Figure record extracts:
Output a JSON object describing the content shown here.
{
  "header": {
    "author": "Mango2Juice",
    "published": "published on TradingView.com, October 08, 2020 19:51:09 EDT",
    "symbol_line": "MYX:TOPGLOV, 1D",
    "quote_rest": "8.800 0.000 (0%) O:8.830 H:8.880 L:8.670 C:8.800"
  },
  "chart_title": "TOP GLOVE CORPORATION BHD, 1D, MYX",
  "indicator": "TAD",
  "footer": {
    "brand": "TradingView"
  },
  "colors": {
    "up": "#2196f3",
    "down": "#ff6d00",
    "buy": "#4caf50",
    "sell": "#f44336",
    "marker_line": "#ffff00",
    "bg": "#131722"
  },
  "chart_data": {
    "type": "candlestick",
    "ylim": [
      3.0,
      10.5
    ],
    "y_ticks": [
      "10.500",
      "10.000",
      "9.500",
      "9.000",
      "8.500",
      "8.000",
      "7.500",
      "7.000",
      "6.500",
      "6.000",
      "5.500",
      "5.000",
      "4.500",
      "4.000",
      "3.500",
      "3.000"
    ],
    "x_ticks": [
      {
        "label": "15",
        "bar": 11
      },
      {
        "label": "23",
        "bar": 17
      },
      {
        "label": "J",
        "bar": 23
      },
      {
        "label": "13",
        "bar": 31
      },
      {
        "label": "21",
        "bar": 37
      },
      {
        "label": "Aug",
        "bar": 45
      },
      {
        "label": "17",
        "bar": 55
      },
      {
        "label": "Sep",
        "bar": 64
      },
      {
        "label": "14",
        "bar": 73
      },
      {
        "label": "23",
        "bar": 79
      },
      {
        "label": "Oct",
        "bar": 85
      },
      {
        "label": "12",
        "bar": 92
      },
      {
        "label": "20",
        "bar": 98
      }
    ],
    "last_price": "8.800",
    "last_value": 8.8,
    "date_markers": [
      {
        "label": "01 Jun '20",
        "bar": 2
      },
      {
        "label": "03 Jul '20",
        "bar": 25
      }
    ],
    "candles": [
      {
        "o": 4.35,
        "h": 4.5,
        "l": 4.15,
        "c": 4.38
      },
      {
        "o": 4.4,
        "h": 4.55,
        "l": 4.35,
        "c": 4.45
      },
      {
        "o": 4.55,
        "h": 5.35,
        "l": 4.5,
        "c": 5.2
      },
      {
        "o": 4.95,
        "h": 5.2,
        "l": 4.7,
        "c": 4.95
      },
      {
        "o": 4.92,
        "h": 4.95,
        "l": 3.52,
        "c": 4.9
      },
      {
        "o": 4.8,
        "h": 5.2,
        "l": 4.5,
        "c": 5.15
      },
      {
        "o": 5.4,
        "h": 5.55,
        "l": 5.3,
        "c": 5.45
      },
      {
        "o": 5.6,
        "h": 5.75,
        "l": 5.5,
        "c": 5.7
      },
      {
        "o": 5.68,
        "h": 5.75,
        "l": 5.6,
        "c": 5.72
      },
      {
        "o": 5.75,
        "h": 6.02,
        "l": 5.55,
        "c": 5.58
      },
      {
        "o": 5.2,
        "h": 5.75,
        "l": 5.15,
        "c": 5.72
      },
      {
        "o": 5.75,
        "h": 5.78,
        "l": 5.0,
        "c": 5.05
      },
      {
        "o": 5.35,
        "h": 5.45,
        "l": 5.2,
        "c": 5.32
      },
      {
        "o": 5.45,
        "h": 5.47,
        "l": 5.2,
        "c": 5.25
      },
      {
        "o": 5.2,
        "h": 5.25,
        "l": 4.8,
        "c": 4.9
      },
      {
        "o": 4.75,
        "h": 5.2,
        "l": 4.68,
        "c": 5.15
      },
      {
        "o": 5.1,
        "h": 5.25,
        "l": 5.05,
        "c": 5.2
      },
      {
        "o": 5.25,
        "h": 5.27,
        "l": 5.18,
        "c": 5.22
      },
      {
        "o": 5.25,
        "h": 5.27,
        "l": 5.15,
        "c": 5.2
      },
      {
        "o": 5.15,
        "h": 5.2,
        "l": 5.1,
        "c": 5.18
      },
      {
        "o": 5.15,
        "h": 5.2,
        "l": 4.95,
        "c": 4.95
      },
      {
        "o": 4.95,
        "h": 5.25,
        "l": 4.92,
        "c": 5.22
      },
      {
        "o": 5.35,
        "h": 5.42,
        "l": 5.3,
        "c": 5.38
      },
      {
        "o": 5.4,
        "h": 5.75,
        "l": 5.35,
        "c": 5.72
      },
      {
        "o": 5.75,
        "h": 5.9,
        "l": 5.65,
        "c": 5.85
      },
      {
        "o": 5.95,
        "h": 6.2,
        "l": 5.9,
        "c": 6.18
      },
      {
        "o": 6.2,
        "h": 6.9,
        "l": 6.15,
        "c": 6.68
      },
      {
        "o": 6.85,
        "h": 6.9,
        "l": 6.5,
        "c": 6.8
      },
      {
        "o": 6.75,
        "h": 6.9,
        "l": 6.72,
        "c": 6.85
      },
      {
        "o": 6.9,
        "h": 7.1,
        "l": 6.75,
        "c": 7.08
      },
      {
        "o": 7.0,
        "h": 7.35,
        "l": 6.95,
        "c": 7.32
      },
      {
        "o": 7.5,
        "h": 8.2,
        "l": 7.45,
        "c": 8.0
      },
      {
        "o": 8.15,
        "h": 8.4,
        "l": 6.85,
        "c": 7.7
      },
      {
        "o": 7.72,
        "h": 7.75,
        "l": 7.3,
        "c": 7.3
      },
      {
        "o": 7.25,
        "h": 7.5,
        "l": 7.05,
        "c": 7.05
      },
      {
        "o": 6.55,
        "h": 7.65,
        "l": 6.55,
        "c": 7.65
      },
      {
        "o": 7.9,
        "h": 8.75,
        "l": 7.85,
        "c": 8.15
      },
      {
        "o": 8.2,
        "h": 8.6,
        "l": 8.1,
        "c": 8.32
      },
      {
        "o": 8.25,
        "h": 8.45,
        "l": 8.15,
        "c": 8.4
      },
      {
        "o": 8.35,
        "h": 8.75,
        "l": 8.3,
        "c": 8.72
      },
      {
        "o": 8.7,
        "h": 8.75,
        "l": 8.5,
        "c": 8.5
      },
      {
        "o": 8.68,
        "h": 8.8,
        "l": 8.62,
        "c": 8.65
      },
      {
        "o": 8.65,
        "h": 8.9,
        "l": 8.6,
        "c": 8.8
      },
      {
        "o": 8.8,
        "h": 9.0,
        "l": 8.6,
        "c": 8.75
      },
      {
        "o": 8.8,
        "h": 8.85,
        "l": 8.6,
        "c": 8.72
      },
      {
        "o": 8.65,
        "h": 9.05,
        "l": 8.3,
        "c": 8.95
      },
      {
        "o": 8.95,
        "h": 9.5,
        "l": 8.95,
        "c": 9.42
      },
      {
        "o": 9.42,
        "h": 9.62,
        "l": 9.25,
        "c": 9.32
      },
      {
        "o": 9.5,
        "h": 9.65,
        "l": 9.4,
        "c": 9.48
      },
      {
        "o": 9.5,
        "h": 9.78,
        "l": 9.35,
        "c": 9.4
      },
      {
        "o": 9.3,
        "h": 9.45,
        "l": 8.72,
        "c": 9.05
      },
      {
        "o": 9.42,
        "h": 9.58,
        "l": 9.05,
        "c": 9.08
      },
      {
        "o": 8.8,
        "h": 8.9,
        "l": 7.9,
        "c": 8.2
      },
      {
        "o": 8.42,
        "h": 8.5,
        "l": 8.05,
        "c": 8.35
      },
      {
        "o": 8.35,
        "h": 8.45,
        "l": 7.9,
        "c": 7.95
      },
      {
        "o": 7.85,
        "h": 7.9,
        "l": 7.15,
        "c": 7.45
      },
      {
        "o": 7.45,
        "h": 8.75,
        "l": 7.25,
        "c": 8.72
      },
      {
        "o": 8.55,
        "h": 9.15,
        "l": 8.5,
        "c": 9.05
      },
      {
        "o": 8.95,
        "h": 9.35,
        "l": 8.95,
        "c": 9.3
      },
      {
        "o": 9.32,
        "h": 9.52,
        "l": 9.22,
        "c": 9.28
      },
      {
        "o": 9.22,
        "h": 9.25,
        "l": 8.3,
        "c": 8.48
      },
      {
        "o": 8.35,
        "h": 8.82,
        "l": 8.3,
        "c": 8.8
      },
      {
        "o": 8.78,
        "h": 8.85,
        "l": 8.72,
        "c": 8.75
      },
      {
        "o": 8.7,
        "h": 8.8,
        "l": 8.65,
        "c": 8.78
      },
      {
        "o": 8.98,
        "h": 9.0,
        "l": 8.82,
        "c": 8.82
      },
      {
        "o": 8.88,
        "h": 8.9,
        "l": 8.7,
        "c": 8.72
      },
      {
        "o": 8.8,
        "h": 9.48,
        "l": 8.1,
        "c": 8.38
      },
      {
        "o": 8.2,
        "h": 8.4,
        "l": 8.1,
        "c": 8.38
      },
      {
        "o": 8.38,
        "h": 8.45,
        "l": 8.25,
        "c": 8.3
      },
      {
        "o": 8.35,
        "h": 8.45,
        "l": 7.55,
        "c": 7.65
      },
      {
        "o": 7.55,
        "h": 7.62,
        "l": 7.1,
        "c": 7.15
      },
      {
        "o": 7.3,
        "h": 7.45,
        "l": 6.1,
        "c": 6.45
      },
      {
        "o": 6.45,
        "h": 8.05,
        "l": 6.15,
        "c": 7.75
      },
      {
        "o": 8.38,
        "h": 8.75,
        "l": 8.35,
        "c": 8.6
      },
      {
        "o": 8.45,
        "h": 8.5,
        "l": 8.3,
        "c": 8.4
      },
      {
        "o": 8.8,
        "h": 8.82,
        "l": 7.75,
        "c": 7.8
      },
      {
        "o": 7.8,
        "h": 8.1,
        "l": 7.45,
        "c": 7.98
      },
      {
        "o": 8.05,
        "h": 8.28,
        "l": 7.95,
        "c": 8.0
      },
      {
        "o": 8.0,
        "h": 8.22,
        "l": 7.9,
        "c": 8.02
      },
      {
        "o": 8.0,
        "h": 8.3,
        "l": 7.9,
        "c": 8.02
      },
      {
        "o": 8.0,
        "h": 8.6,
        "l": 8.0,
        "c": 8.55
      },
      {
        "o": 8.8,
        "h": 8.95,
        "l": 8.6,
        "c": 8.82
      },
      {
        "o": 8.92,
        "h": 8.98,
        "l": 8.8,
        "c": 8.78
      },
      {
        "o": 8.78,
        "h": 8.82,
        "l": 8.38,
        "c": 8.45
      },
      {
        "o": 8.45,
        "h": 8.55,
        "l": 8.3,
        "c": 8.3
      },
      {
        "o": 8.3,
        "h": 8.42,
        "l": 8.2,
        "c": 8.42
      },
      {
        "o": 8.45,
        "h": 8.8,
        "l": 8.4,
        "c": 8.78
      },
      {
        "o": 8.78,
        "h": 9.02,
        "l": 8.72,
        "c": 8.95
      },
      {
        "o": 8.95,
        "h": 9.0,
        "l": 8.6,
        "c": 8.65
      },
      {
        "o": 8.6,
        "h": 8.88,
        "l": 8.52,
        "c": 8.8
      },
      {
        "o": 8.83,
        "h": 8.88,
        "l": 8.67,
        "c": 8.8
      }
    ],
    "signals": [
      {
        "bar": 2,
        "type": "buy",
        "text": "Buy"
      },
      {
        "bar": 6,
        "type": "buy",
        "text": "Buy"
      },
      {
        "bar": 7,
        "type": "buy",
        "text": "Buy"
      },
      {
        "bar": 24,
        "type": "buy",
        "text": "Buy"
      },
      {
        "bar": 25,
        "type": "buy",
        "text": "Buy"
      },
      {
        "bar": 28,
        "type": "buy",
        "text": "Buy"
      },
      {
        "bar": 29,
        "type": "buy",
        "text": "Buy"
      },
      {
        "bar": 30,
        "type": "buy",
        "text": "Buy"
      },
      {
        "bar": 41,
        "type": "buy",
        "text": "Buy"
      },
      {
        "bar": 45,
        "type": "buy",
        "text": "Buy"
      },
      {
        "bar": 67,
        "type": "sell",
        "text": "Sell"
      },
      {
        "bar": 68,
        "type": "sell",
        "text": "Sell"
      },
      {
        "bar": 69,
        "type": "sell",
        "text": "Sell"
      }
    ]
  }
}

Instructions to follow:
Copy all lines of the listing above that contain the string "TradingView".

Full answer:
    "published": "published on TradingView.com, October 08, 2020 19:51:09 EDT",
    "brand": "TradingView"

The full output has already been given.